> [Aim] What is the number of lines that include the word "Question"? Provide only that figure.
>> Start Exercise data
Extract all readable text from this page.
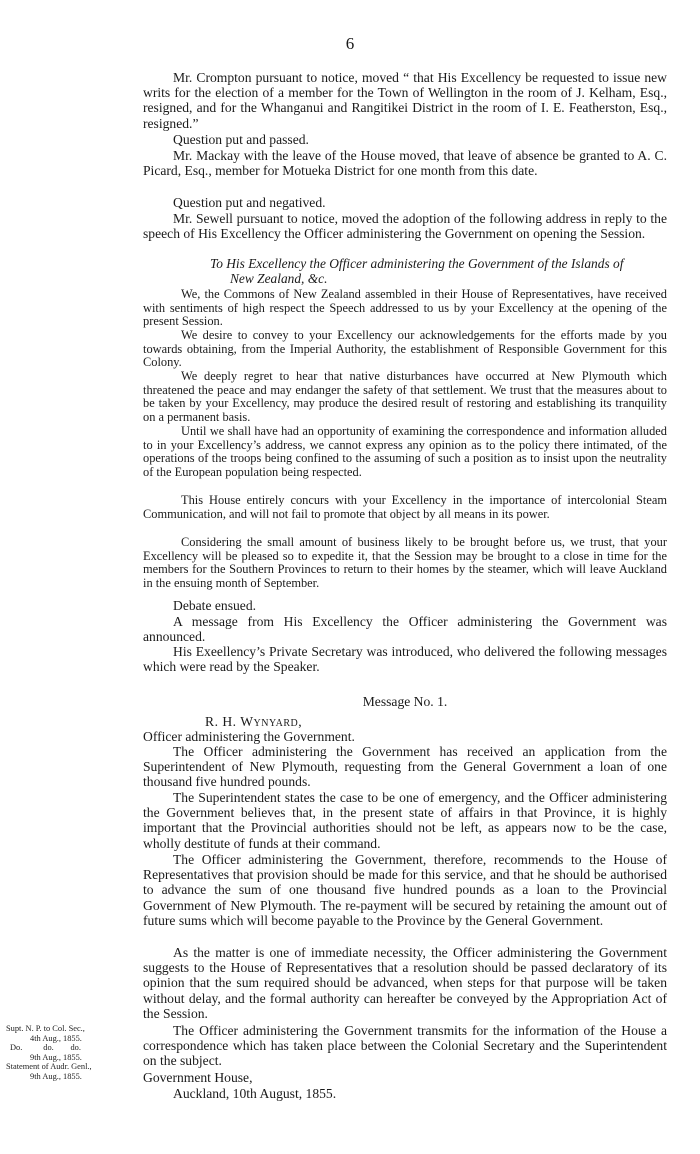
6

Mr. Crompton pursuant to notice, moved “ that His Excellency be requested to issue new writs for the election of a member for the Town of Wellington in the room of J. Kelham, Esq., resigned, and for the Whanganui and Rangitikei District in the room of I. E. Featherston, Esq., resigned.”

Question put and passed.

Mr. Mackay with the leave of the House moved, that leave of absence be granted to A. C. Picard, Esq., member for Motueka District for one month from this date.

Question put and negatived.

Mr. Sewell pursuant to notice, moved the adoption of the following address in reply to the speech of His Excellency the Officer administering the Government on opening the Session.

To His Excellency the Officer administering the Government of the Islands of
New Zealand, &c.

We, the Commons of New Zealand assembled in their House of Representatives, have received with sentiments of high respect the Speech addressed to us by your Excellency at the opening of the present Session.

We desire to convey to your Excellency our acknowledgements for the efforts made by you towards obtaining, from the Imperial Authority, the establishment of Responsible Government for this Colony.

We deeply regret to hear that native disturbances have occurred at New Plymouth which threatened the peace and may endanger the safety of that settlement. We trust that the measures about to be taken by your Excellency, may produce the desired result of restoring and establishing its tranquility on a permanent basis.

Until we shall have had an opportunity of examining the correspondence and information alluded to in your Excellency’s address, we cannot express any opinion as to the policy there intimated, of the operations of the troops being confined to the assuming of such a position as to insist upon the neutrality of the European population being respected.

This House entirely concurs with your Excellency in the importance of intercolonial Steam Communication, and will not fail to promote that object by all means in its power.

Considering the small amount of business likely to be brought before us, we trust, that your Excellency will be pleased so to expedite it, that the Session may be brought to a close in time for the members for the Southern Provinces to return to their homes by the steamer, which will leave Auckland in the ensuing month of September.

Debate ensued.

A message from His Excellency the Officer administering the Government was announced.

His Exeellency’s Private Secretary was introduced, who delivered the following messages which were read by the Speaker.

Message No. 1.

R. H. Wynyard,

Officer administering the Government.

The Officer administering the Government has received an application from the Superintendent of New Plymouth, requesting from the General Government a loan of one thousand five hundred pounds.

The Superintendent states the case to be one of emergency, and the Officer administering the Government believes that, in the present state of affairs in that Province, it is highly important that the Provincial authorities should not be left, as appears now to be the case, wholly destitute of funds at their command.

The Officer administering the Government, therefore, recommends to the House of Representatives that provision should be made for this service, and that he should be authorised to advance the sum of one thousand five hundred pounds as a loan to the Provincial Government of New Plymouth. The re-payment will be secured by retaining the amount out of future sums which will become payable to the Province by the General Government.

As the matter is one of immediate necessity, the Officer administering the Government suggests to the House of Representatives that a resolution should be passed declaratory of its opinion that the sum required should be advanced, when steps for that purpose will be taken without delay, and the formal authority can hereafter be conveyed by the Appropriation Act of the Session.

The Officer administering the Government transmits for the information of the House a correspondence which has taken place between the Colonial Secretary and the Superintendent on the subject.

Government House,

Auckland, 10th August, 1855.

Supt. N. P. to Col. Sec.,
4th Aug., 1855.
Do.          do.        do.
9th Aug., 1855.
Statement of Audr. Genl.,
9th Aug., 1855.
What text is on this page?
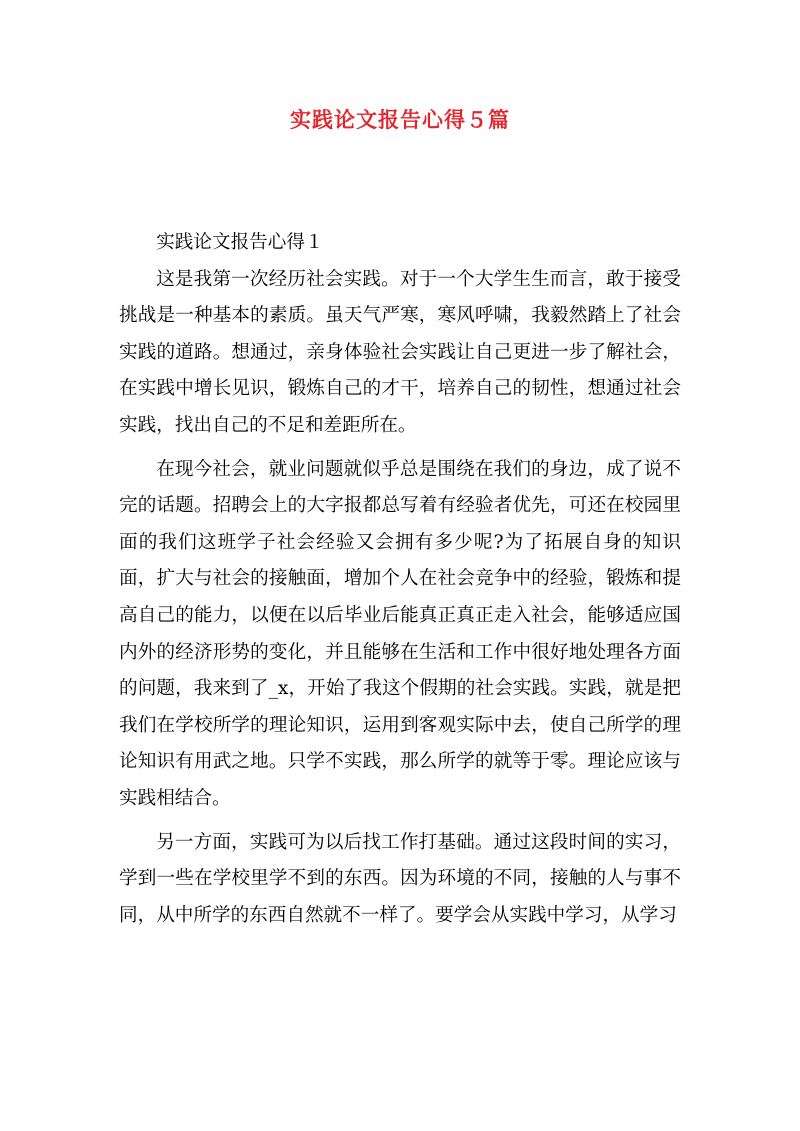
实践论文报告心得５篇

实践论文报告心得１

这是我第一次经历社会实践。对于一个大学生生而言，敢于接受挑战是一种基本的素质。虽天气严寒，寒风呼啸，我毅然踏上了社会实践的道路。想通过，亲身体验社会实践让自己更进一步了解社会，在实践中增长见识，锻炼自己的才干，培养自己的韧性，想通过社会实践，找出自己的不足和差距所在。

在现今社会，就业问题就似乎总是围绕在我们的身边，成了说不完的话题。招聘会上的大字报都总写着有经验者优先，可还在校园里面的我们这班学子社会经验又会拥有多少呢?为了拓展自身的知识面，扩大与社会的接触面，增加个人在社会竞争中的经验，锻炼和提高自己的能力，以便在以后毕业后能真正真正走入社会，能够适应国内外的经济形势的变化，并且能够在生活和工作中很好地处理各方面的问题，我来到了_x，开始了我这个假期的社会实践。实践，就是把我们在学校所学的理论知识，运用到客观实际中去，使自己所学的理论知识有用武之地。只学不实践，那么所学的就等于零。理论应该与实践相结合。

另一方面，实践可为以后找工作打基础。通过这段时间的实习，学到一些在学校里学不到的东西。因为环境的不同，接触的人与事不同，从中所学的东西自然就不一样了。要学会从实践中学习，从学习
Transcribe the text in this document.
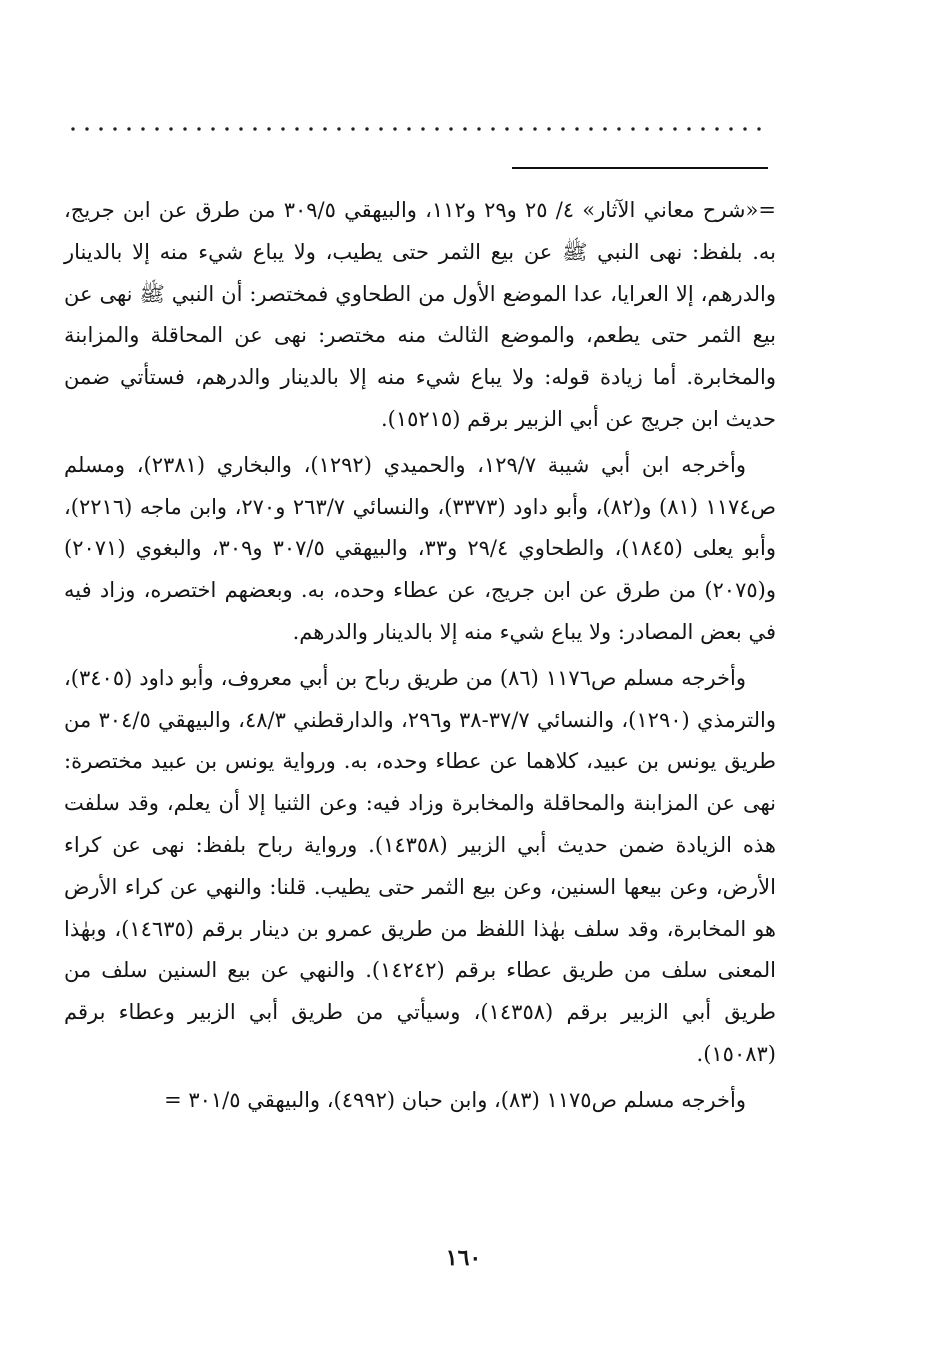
=«شرح معاني الآثار» ٤/ ٢٥ و٢٩ و١١٢، والبيهقي ٣٠٩/٥ من طرق عن ابن جريج، به. بلفظ: نهى النبي ﷺ عن بيع الثمر حتى يطيب، ولا يباع شيء منه إلا بالدينار والدرهم، إلا العرايا، عدا الموضع الأول من الطحاوي فمختصر: أن النبي ﷺ نهى عن بيع الثمر حتى يطعم، والموضع الثالث منه مختصر: نهى عن المحاقلة والمزابنة والمخابرة. أما زيادة قوله: ولا يباع شيء منه إلا بالدينار والدرهم، فستأتي ضمن حديث ابن جريج عن أبي الزبير برقم (١٥٢١٥).

وأخرجه ابن أبي شيبة ١٢٩/٧، والحميدي (١٢٩٢)، والبخاري (٢٣٨١)، ومسلم ص١١٧٤ (٨١) و(٨٢)، وأبو داود (٣٣٧٣)، والنسائي ٢٦٣/٧ و٢٧٠، وابن ماجه (٢٢١٦)، وأبو يعلى (١٨٤٥)، والطحاوي ٢٩/٤ و٣٣، والبيهقي ٣٠٧/٥ و٣٠٩، والبغوي (٢٠٧١) و(٢٠٧٥) من طرق عن ابن جريج، عن عطاء وحده، به. وبعضهم اختصره، وزاد فيه في بعض المصادر: ولا يباع شيء منه إلا بالدينار والدرهم.

وأخرجه مسلم ص١١٧٦ (٨٦) من طريق رباح بن أبي معروف، وأبو داود (٣٤٠٥)، والترمذي (١٢٩٠)، والنسائي ٣٧/٧-٣٨ و٢٩٦، والدارقطني ٤٨/٣، والبيهقي ٣٠٤/٥ من طريق يونس بن عبيد، كلاهما عن عطاء وحده، به. ورواية يونس بن عبيد مختصرة: نهى عن المزابنة والمحاقلة والمخابرة وزاد فيه: وعن الثنيا إلا أن يعلم، وقد سلفت هذه الزيادة ضمن حديث أبي الزبير (١٤٣٥٨). ورواية رباح بلفظ: نهى عن كراء الأرض، وعن بيعها السنين، وعن بيع الثمر حتى يطيب. قلنا: والنهي عن كراء الأرض هو المخابرة، وقد سلف بهٰذا اللفظ من طريق عمرو بن دينار برقم (١٤٦٣٥)، وبهٰذا المعنى سلف من طريق عطاء برقم (١٤٢٤٢). والنهي عن بيع السنين سلف من طريق أبي الزبير برقم (١٤٣٥٨)، وسيأتي من طريق أبي الزبير وعطاء برقم (١٥٠٨٣).

وأخرجه مسلم ص١١٧٥ (٨٣)، وابن حبان (٤٩٩٢)، والبيهقي ٣٠١/٥ =

١٦٠
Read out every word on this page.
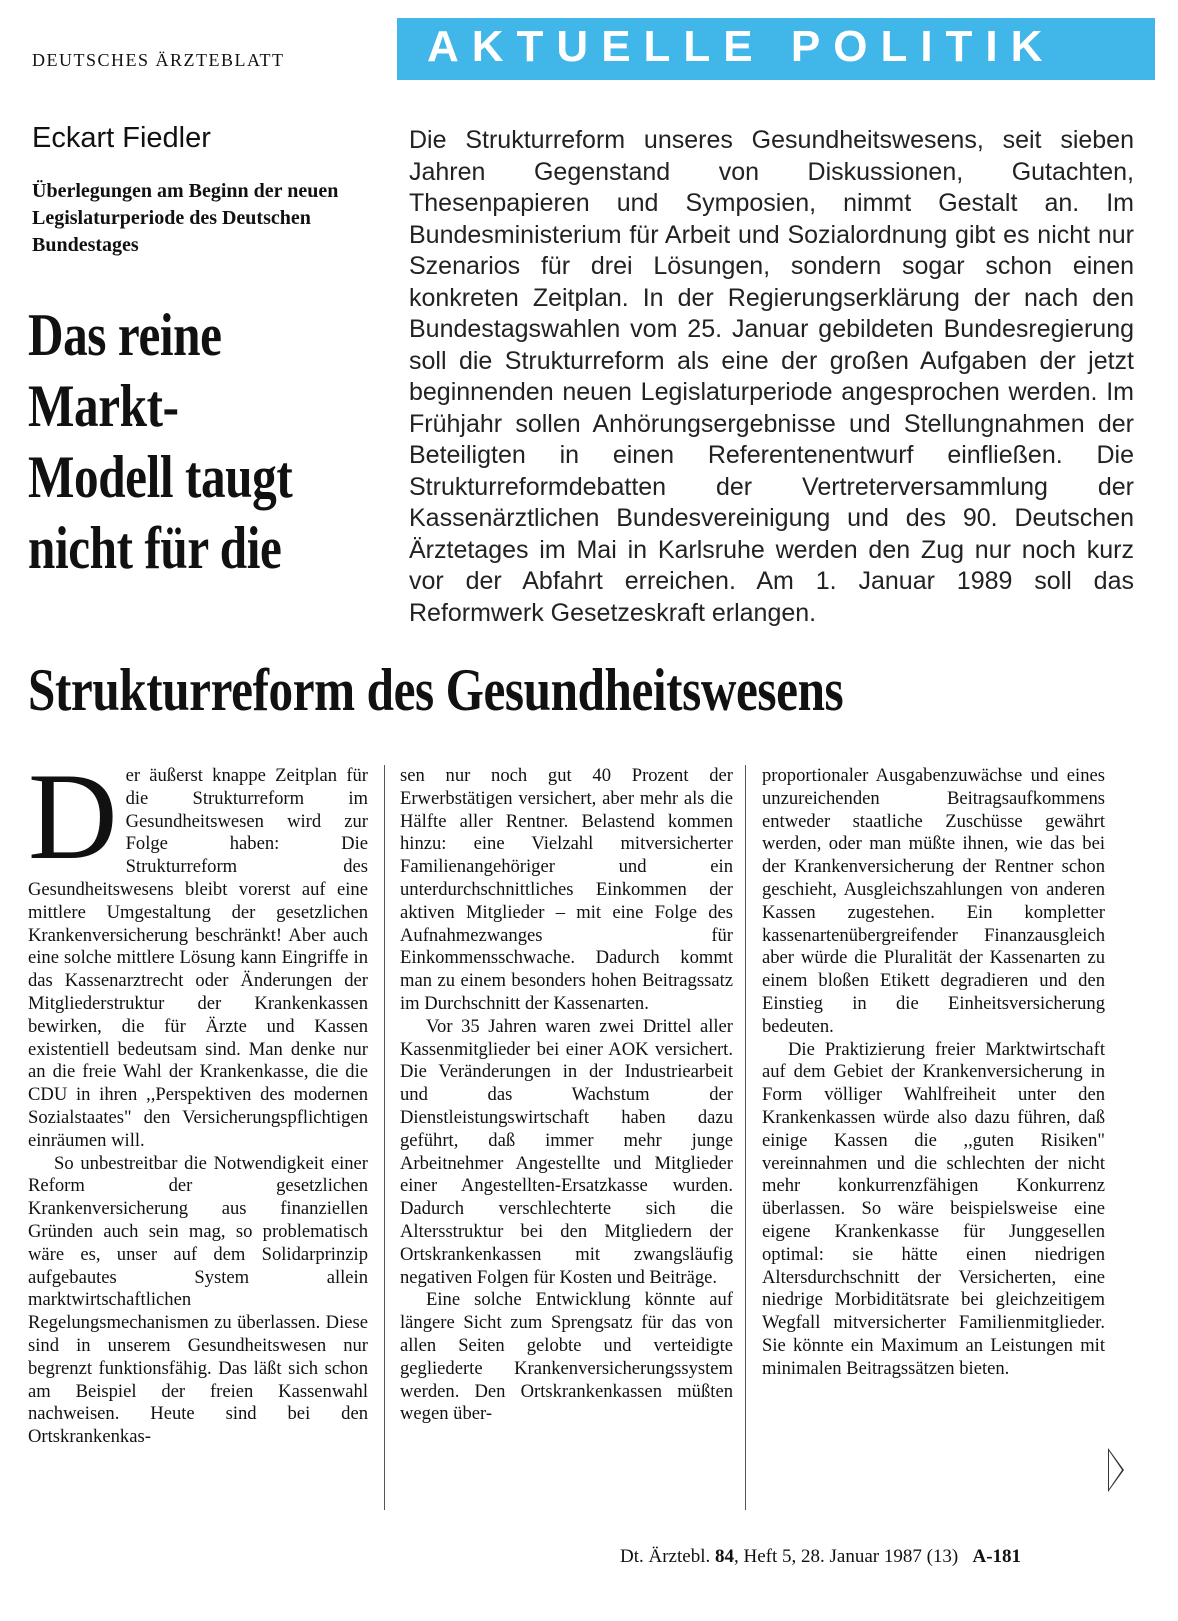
DEUTSCHES ÄRZTEBLATT	AKTUELLE POLITIK
Eckart Fiedler
Überlegungen am Beginn der neuen Legislaturperiode des Deutschen Bundestages
Das reine Markt-Modell taugt nicht für die
Strukturreform des Gesundheitswesens
Die Strukturreform unseres Gesundheitswesens, seit sieben Jahren Gegenstand von Diskussionen, Gutachten, Thesenpapieren und Symposien, nimmt Gestalt an. Im Bundesministerium für Arbeit und Sozialordnung gibt es nicht nur Szenarios für drei Lösungen, sondern sogar schon einen konkreten Zeitplan. In der Regierungserklärung der nach den Bundestagswahlen vom 25. Januar gebildeten Bundesregierung soll die Strukturreform als eine der großen Aufgaben der jetzt beginnenden neuen Legislaturperiode angesprochen werden. Im Frühjahr sollen Anhörungsergebnisse und Stellungnahmen der Beteiligten in einen Referentenentwurf einfließen. Die Strukturreformdebatten der Vertreterversammlung der Kassenärztlichen Bundesvereinigung und des 90. Deutschen Ärztetages im Mai in Karlsruhe werden den Zug nur noch kurz vor der Abfahrt erreichen. Am 1. Januar 1989 soll das Reformwerk Gesetzeskraft erlangen.
D er äußerst knappe Zeitplan für die Strukturreform im Gesundheitswesen wird zur Folge haben: Die Strukturreform des Gesundheitswesens bleibt vorerst auf eine mittlere Umgestaltung der gesetzlichen Krankenversicherung beschränkt! Aber auch eine solche mittlere Lösung kann Eingriffe in das Kassenarztrecht oder Änderungen der Mitgliederstruktur der Krankenkassen bewirken, die für Ärzte und Kassen existentiell bedeutsam sind. Man denke nur an die freie Wahl der Krankenkasse, die die CDU in ihren ,,Perspektiven des modernen Sozialstaates" den Versicherungspflichtigen einräumen will.

So unbestreitbar die Notwendigkeit einer Reform der gesetzlichen Krankenversicherung aus finanziellen Gründen auch sein mag, so problematisch wäre es, unser auf dem Solidarprinzip aufgebautes System allein marktwirtschaftlichen Regelungsmechanismen zu überlassen. Diese sind in unserem Gesundheitswesen nur begrenzt funktionsfähig. Das läßt sich schon am Beispiel der freien Kassenwahl nachweisen. Heute sind bei den Ortskrankenkas-

sen nur noch gut 40 Prozent der Erwerbstätigen versichert, aber mehr als die Hälfte aller Rentner. Belastend kommen hinzu: eine Vielzahl mitversicherter Familienangehöriger und ein unterdurchschnittliches Einkommen der aktiven Mitglieder – mit eine Folge des Aufnahmezwanges für Einkommensschwache. Dadurch kommt man zu einem besonders hohen Beitragssatz im Durchschnitt der Kassenarten.

Vor 35 Jahren waren zwei Drittel aller Kassenmitglieder bei einer AOK versichert. Die Veränderungen in der Industriearbeit und das Wachstum der Dienstleistungswirtschaft haben dazu geführt, daß immer mehr junge Arbeitnehmer Angestellte und Mitglieder einer Angestellten-Ersatzkasse wurden. Dadurch verschlechterte sich die Altersstruktur bei den Mitgliedern der Ortskrankenkassen mit zwangsläufig negativen Folgen für Kosten und Beiträge.

Eine solche Entwicklung könnte auf längere Sicht zum Sprengsatz für das von allen Seiten gelobte und verteidigte gegliederte Krankenversicherungssystem werden. Den Ortskrankenkassen müßten wegen über-

proportionaler Ausgabenzuwächse und eines unzureichenden Beitragsaufkommens entweder staatliche Zuschüsse gewährt werden, oder man müßte ihnen, wie das bei der Krankenversicherung der Rentner schon geschieht, Ausgleichszahlungen von anderen Kassen zugestehen. Ein kompletter kassenartenübergreifender Finanzausgleich aber würde die Pluralität der Kassenarten zu einem bloßen Etikett degradieren und den Einstieg in die Einheitsversicherung bedeuten.

Die Praktizierung freier Marktwirtschaft auf dem Gebiet der Krankenversicherung in Form völliger Wahlfreiheit unter den Krankenkassen würde also dazu führen, daß einige Kassen die ,,guten Risiken" vereinnahmen und die schlechten der nicht mehr konkurrenzfähigen Konkurrenz überlassen. So wäre beispielsweise eine eigene Krankenkasse für Junggesellen optimal: sie hätte einen niedrigen Altersdurchschnitt der Versicherten, eine niedrige Morbiditätsrate bei gleichzeitigem Wegfall mitversicherter Familienmitglieder. Sie könnte ein Maximum an Leistungen mit minimalen Beitragssätzen bieten.

Dt. Ärztebl. 84, Heft 5, 28. Januar 1987 (13) A-181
>> End Exercise data
> [Solved problem] 2